GOAL:
Transcribe the listing exactly, leaving out every picture.

LISTED RECORDS:
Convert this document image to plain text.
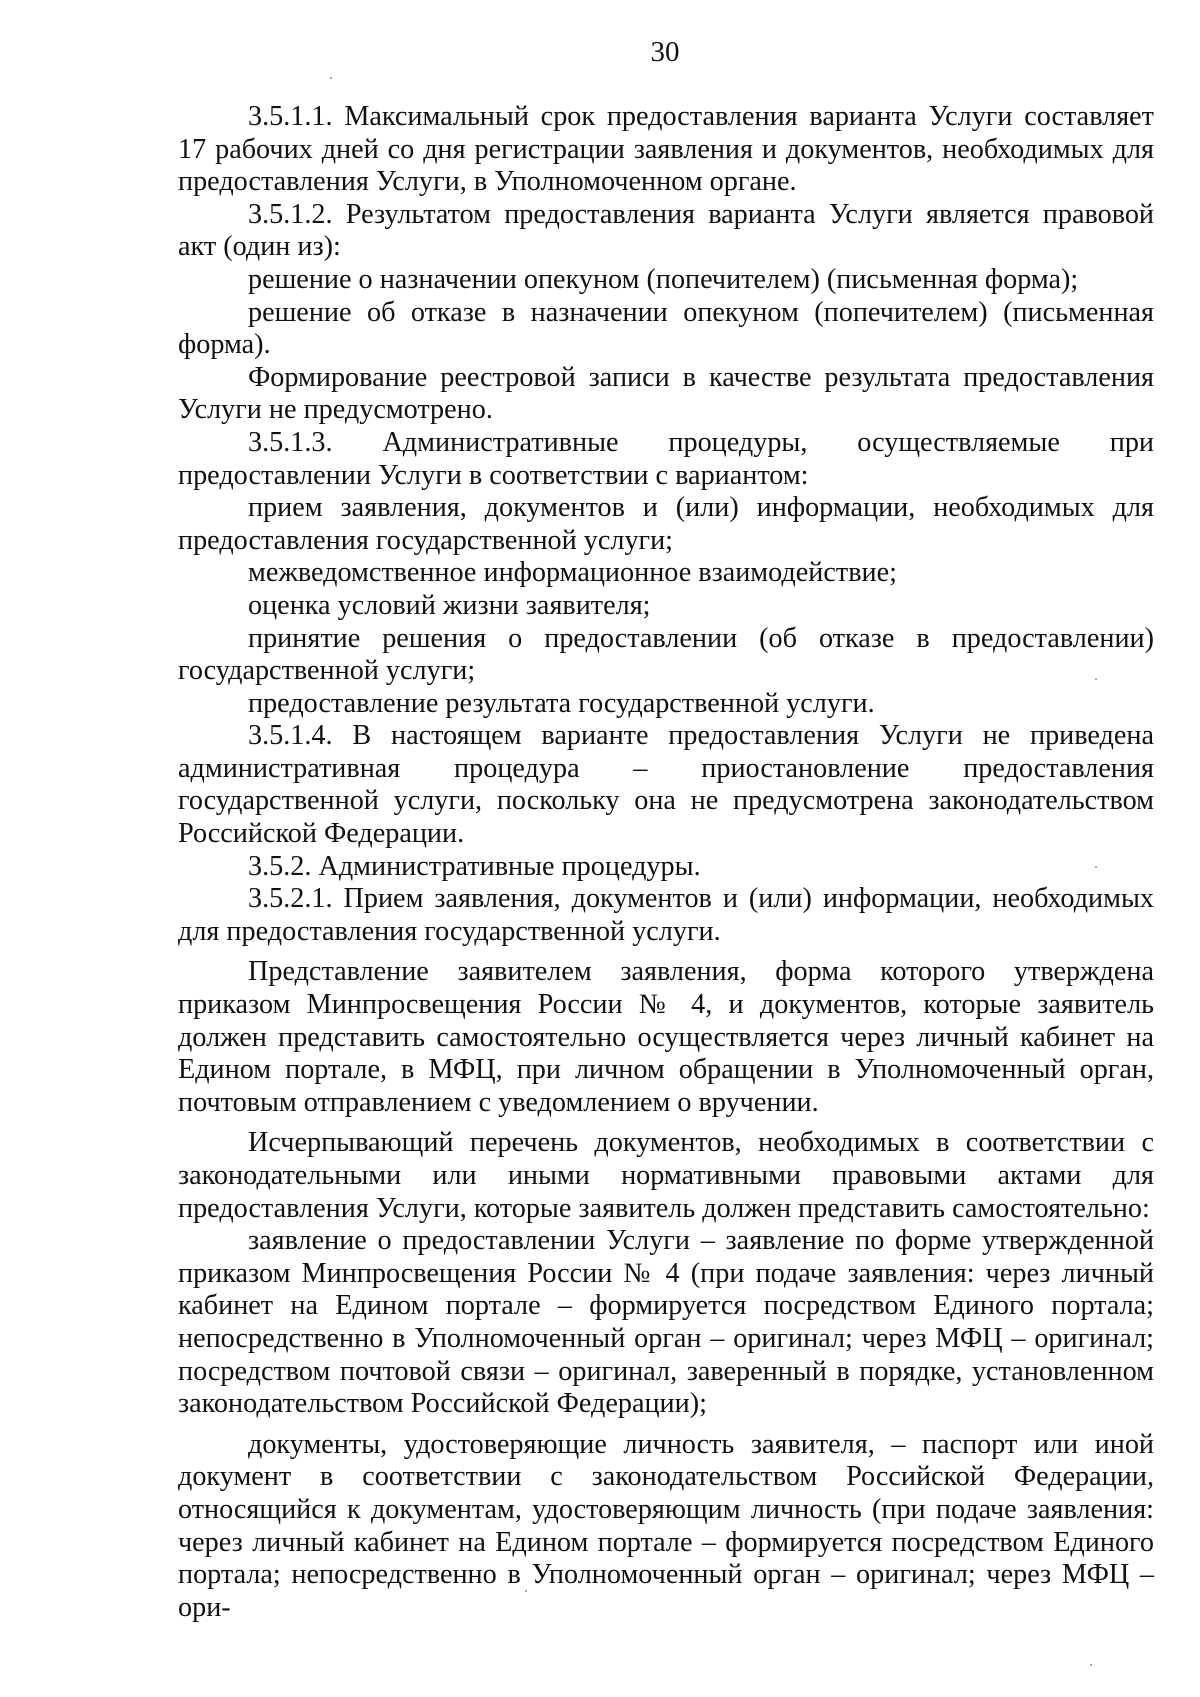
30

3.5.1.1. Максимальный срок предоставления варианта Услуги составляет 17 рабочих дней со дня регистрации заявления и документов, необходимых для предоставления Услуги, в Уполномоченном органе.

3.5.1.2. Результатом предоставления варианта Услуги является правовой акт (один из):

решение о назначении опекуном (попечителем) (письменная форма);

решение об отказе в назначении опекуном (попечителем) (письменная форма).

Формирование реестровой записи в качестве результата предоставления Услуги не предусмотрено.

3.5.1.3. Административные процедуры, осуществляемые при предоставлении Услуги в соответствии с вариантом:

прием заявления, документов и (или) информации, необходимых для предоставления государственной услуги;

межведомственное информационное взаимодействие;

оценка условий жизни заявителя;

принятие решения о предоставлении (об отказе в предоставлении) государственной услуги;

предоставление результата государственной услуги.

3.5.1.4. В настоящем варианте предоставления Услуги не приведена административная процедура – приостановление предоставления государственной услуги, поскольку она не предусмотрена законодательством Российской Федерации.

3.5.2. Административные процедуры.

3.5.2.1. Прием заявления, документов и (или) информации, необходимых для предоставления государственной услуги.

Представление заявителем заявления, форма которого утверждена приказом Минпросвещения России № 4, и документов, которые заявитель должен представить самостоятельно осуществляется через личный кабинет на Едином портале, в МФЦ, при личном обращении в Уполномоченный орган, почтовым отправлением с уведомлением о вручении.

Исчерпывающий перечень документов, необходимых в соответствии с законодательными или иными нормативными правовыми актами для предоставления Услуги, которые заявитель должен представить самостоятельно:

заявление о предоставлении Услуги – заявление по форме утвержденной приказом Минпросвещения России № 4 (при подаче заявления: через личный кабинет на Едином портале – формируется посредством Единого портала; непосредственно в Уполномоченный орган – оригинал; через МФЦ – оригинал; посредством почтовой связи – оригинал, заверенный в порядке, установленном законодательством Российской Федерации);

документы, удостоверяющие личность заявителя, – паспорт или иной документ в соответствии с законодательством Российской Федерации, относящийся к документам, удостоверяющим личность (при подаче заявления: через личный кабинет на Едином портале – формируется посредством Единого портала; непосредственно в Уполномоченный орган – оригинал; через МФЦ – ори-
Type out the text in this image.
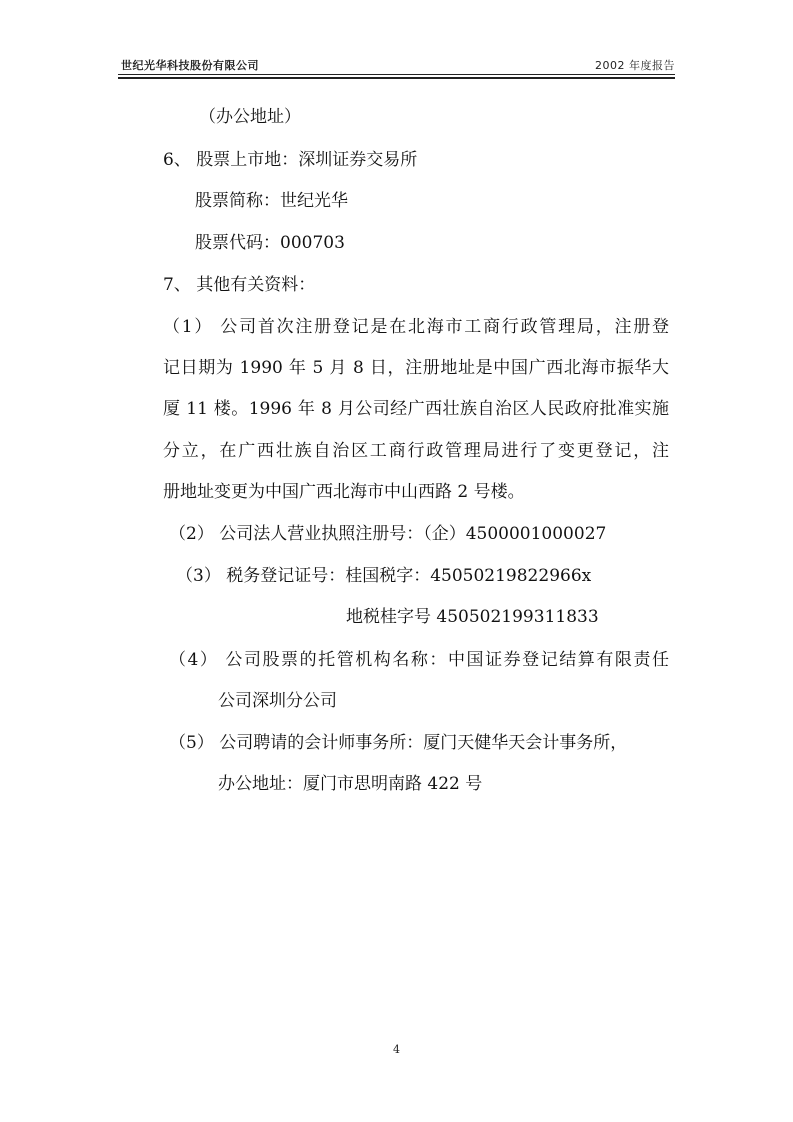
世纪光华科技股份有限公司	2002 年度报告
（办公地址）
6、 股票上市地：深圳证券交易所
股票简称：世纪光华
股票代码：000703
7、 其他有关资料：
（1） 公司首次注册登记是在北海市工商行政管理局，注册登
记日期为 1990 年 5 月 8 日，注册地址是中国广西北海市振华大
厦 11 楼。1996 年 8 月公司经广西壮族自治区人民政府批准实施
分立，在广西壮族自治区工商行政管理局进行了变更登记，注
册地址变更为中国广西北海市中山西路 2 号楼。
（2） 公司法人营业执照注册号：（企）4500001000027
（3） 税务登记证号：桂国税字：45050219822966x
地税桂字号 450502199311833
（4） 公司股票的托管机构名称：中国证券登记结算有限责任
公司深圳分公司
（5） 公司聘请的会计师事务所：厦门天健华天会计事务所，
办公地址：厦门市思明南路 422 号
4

OUTPUT:
Convert this document image to plain text.
30

3.5.1.1. Максимальный срок предоставления варианта Услуги составляет 17 рабочих дней со дня регистрации заявления и документов, необходимых для предоставления Услуги, в Уполномоченном органе.

3.5.1.2. Результатом предоставления варианта Услуги является правовой акт (один из):

решение о назначении опекуном (попечителем) (письменная форма);

решение об отказе в назначении опекуном (попечителем) (письменная форма).

Формирование реестровой записи в качестве результата предоставления Услуги не предусмотрено.

3.5.1.3. Административные процедуры, осуществляемые при предоставлении Услуги в соответствии с вариантом:

прием заявления, документов и (или) информации, необходимых для предоставления государственной услуги;

межведомственное информационное взаимодействие;

оценка условий жизни заявителя;

принятие решения о предоставлении (об отказе в предоставлении) государственной услуги;

предоставление результата государственной услуги.

3.5.1.4. В настоящем варианте предоставления Услуги не приведена административная процедура – приостановление предоставления государственной услуги, поскольку она не предусмотрена законодательством Российской Федерации.

3.5.2. Административные процедуры.

3.5.2.1. Прием заявления, документов и (или) информации, необходимых для предоставления государственной услуги.

Представление заявителем заявления, форма которого утверждена приказом Минпросвещения России № 4, и документов, которые заявитель должен представить самостоятельно осуществляется через личный кабинет на Едином портале, в МФЦ, при личном обращении в Уполномоченный орган, почтовым отправлением с уведомлением о вручении.

Исчерпывающий перечень документов, необходимых в соответствии с законодательными или иными нормативными правовыми актами для предоставления Услуги, которые заявитель должен представить самостоятельно:

заявление о предоставлении Услуги – заявление по форме утвержденной приказом Минпросвещения России № 4 (при подаче заявления: через личный кабинет на Едином портале – формируется посредством Единого портала; непосредственно в Уполномоченный орган – оригинал; через МФЦ – оригинал; посредством почтовой связи – оригинал, заверенный в порядке, установленном законодательством Российской Федерации);

документы, удостоверяющие личность заявителя, – паспорт или иной документ в соответствии с законодательством Российской Федерации, относящийся к документам, удостоверяющим личность (при подаче заявления: через личный кабинет на Едином портале – формируется посредством Единого портала; непосредственно в Уполномоченный орган – оригинал; через МФЦ – ори-
Type out the text in this image.
世纪光华科技股份有限公司	2002 年度报告
（办公地址）
6、 股票上市地：深圳证券交易所
股票简称：世纪光华
股票代码：000703
7、 其他有关资料：
（1） 公司首次注册登记是在北海市工商行政管理局，注册登
记日期为 1990 年 5 月 8 日，注册地址是中国广西北海市振华大
厦 11 楼。1996 年 8 月公司经广西壮族自治区人民政府批准实施
分立，在广西壮族自治区工商行政管理局进行了变更登记，注
册地址变更为中国广西北海市中山西路 2 号楼。
（2） 公司法人营业执照注册号：（企）4500001000027
（3） 税务登记证号：桂国税字：45050219822966x
地税桂字号 450502199311833
（4） 公司股票的托管机构名称：中国证券登记结算有限责任
公司深圳分公司
（5） 公司聘请的会计师事务所：厦门天健华天会计事务所，
办公地址：厦门市思明南路 422 号
4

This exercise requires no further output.